§ **EXERCISE INSTRUCTIONS**
Reproduce the records exactly.

Entries taken from a collection
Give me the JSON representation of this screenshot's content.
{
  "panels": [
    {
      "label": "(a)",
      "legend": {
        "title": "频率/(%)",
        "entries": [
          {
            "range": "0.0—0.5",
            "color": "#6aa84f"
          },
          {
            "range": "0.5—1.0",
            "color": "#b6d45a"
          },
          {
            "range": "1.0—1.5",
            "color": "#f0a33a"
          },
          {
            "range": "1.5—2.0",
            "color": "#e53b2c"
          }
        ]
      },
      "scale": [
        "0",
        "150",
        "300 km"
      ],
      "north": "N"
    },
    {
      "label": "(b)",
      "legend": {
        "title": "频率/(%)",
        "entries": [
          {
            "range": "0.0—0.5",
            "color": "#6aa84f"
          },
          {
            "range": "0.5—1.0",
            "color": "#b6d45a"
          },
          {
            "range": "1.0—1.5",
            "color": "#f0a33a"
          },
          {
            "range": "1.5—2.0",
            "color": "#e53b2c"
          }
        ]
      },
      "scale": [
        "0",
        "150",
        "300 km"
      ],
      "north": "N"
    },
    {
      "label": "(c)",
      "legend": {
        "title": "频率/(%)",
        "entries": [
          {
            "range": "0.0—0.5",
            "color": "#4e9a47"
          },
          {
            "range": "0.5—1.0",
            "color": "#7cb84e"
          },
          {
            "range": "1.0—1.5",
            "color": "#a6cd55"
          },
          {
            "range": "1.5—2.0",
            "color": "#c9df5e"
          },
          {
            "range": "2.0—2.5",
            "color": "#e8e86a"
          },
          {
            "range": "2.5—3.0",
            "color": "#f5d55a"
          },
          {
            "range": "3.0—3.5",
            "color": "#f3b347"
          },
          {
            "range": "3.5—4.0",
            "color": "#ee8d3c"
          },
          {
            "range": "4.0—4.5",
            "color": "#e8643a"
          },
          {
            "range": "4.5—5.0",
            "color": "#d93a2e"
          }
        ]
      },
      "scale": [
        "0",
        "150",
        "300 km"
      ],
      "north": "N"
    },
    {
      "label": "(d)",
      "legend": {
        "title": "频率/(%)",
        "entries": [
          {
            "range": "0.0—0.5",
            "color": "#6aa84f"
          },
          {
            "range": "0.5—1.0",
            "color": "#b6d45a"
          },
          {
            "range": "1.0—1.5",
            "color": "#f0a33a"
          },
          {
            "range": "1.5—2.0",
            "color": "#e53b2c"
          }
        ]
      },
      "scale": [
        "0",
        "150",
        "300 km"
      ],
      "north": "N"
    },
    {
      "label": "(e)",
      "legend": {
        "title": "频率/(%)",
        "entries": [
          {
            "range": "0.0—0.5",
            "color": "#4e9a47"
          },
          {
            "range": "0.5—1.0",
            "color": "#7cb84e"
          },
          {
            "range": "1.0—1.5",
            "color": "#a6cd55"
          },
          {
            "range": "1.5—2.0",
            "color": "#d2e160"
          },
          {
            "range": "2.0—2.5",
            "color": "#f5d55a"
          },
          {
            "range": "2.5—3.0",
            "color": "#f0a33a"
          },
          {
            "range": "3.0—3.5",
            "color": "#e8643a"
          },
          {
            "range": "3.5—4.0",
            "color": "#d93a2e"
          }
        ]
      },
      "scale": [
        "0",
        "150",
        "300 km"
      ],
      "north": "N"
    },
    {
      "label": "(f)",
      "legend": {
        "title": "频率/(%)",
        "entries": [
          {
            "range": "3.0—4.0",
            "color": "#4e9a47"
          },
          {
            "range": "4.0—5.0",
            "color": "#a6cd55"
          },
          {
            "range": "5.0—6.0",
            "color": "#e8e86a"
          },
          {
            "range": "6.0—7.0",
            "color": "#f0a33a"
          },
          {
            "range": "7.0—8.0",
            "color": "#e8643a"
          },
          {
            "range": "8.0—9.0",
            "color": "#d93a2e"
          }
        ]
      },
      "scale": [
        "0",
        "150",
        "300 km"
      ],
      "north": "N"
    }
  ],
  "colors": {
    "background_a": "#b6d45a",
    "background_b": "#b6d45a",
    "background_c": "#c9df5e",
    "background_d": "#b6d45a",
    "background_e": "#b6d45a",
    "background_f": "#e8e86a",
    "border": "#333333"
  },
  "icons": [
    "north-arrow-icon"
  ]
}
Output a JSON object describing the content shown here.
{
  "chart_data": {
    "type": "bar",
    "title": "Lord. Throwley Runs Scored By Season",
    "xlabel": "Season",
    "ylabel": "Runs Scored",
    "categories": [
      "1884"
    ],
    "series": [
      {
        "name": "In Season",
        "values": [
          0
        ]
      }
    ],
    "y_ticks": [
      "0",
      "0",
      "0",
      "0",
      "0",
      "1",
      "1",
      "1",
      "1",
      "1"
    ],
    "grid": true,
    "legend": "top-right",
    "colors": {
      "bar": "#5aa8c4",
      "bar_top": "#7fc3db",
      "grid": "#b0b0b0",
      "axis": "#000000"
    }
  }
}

§ **IN RESPONSE**
Give me the JSON representation of this screenshot's content.
{
  "panels": [
    {
      "label": "(a)",
      "legend": {
        "title": "频率/(%)",
        "entries": [
          {
            "range": "0.0—0.5",
            "color": "#6aa84f"
          },
          {
            "range": "0.5—1.0",
            "color": "#b6d45a"
          },
          {
            "range": "1.0—1.5",
            "color": "#f0a33a"
          },
          {
            "range": "1.5—2.0",
            "color": "#e53b2c"
          }
        ]
      },
      "scale": [
        "0",
        "150",
        "300 km"
      ],
      "north": "N"
    },
    {
      "label": "(b)",
      "legend": {
        "title": "频率/(%)",
        "entries": [
          {
            "range": "0.0—0.5",
            "color": "#6aa84f"
          },
          {
            "range": "0.5—1.0",
            "color": "#b6d45a"
          },
          {
            "range": "1.0—1.5",
            "color": "#f0a33a"
          },
          {
            "range": "1.5—2.0",
            "color": "#e53b2c"
          }
        ]
      },
      "scale": [
        "0",
        "150",
        "300 km"
      ],
      "north": "N"
    },
    {
      "label": "(c)",
      "legend": {
        "title": "频率/(%)",
        "entries": [
          {
            "range": "0.0—0.5",
            "color": "#4e9a47"
          },
          {
            "range": "0.5—1.0",
            "color": "#7cb84e"
          },
          {
            "range": "1.0—1.5",
            "color": "#a6cd55"
          },
          {
            "range": "1.5—2.0",
            "color": "#c9df5e"
          },
          {
            "range": "2.0—2.5",
            "color": "#e8e86a"
          },
          {
            "range": "2.5—3.0",
            "color": "#f5d55a"
          },
          {
            "range": "3.0—3.5",
            "color": "#f3b347"
          },
          {
            "range": "3.5—4.0",
            "color": "#ee8d3c"
          },
          {
            "range": "4.0—4.5",
            "color": "#e8643a"
          },
          {
            "range": "4.5—5.0",
            "color": "#d93a2e"
          }
        ]
      },
      "scale": [
        "0",
        "150",
        "300 km"
      ],
      "north": "N"
    },
    {
      "label": "(d)",
      "legend": {
        "title": "频率/(%)",
        "entries": [
          {
            "range": "0.0—0.5",
            "color": "#6aa84f"
          },
          {
            "range": "0.5—1.0",
            "color": "#b6d45a"
          },
          {
            "range": "1.0—1.5",
            "color": "#f0a33a"
          },
          {
            "range": "1.5—2.0",
            "color": "#e53b2c"
          }
        ]
      },
      "scale": [
        "0",
        "150",
        "300 km"
      ],
      "north": "N"
    },
    {
      "label": "(e)",
      "legend": {
        "title": "频率/(%)",
        "entries": [
          {
            "range": "0.0—0.5",
            "color": "#4e9a47"
          },
          {
            "range": "0.5—1.0",
            "color": "#7cb84e"
          },
          {
            "range": "1.0—1.5",
            "color": "#a6cd55"
          },
          {
            "range": "1.5—2.0",
            "color": "#d2e160"
          },
          {
            "range": "2.0—2.5",
            "color": "#f5d55a"
          },
          {
            "range": "2.5—3.0",
            "color": "#f0a33a"
          },
          {
            "range": "3.0—3.5",
            "color": "#e8643a"
          },
          {
            "range": "3.5—4.0",
            "color": "#d93a2e"
          }
        ]
      },
      "scale": [
        "0",
        "150",
        "300 km"
      ],
      "north": "N"
    },
    {
      "label": "(f)",
      "legend": {
        "title": "频率/(%)",
        "entries": [
          {
            "range": "3.0—4.0",
            "color": "#4e9a47"
          },
          {
            "range": "4.0—5.0",
            "color": "#a6cd55"
          },
          {
            "range": "5.0—6.0",
            "color": "#e8e86a"
          },
          {
            "range": "6.0—7.0",
            "color": "#f0a33a"
          },
          {
            "range": "7.0—8.0",
            "color": "#e8643a"
          },
          {
            "range": "8.0—9.0",
            "color": "#d93a2e"
          }
        ]
      },
      "scale": [
        "0",
        "150",
        "300 km"
      ],
      "north": "N"
    }
  ],
  "colors": {
    "background_a": "#b6d45a",
    "background_b": "#b6d45a",
    "background_c": "#c9df5e",
    "background_d": "#b6d45a",
    "background_e": "#b6d45a",
    "background_f": "#e8e86a",
    "border": "#333333"
  },
  "icons": [
    "north-arrow-icon"
  ]
}
Output a JSON object describing the content shown here.
{
  "chart_data": {
    "type": "bar",
    "title": "Lord. Throwley Runs Scored By Season",
    "xlabel": "Season",
    "ylabel": "Runs Scored",
    "categories": [
      "1884"
    ],
    "series": [
      {
        "name": "In Season",
        "values": [
          0
        ]
      }
    ],
    "y_ticks": [
      "0",
      "0",
      "0",
      "0",
      "0",
      "1",
      "1",
      "1",
      "1",
      "1"
    ],
    "grid": true,
    "legend": "top-right",
    "colors": {
      "bar": "#5aa8c4",
      "bar_top": "#7fc3db",
      "grid": "#b0b0b0",
      "axis": "#000000"
    }
  }
}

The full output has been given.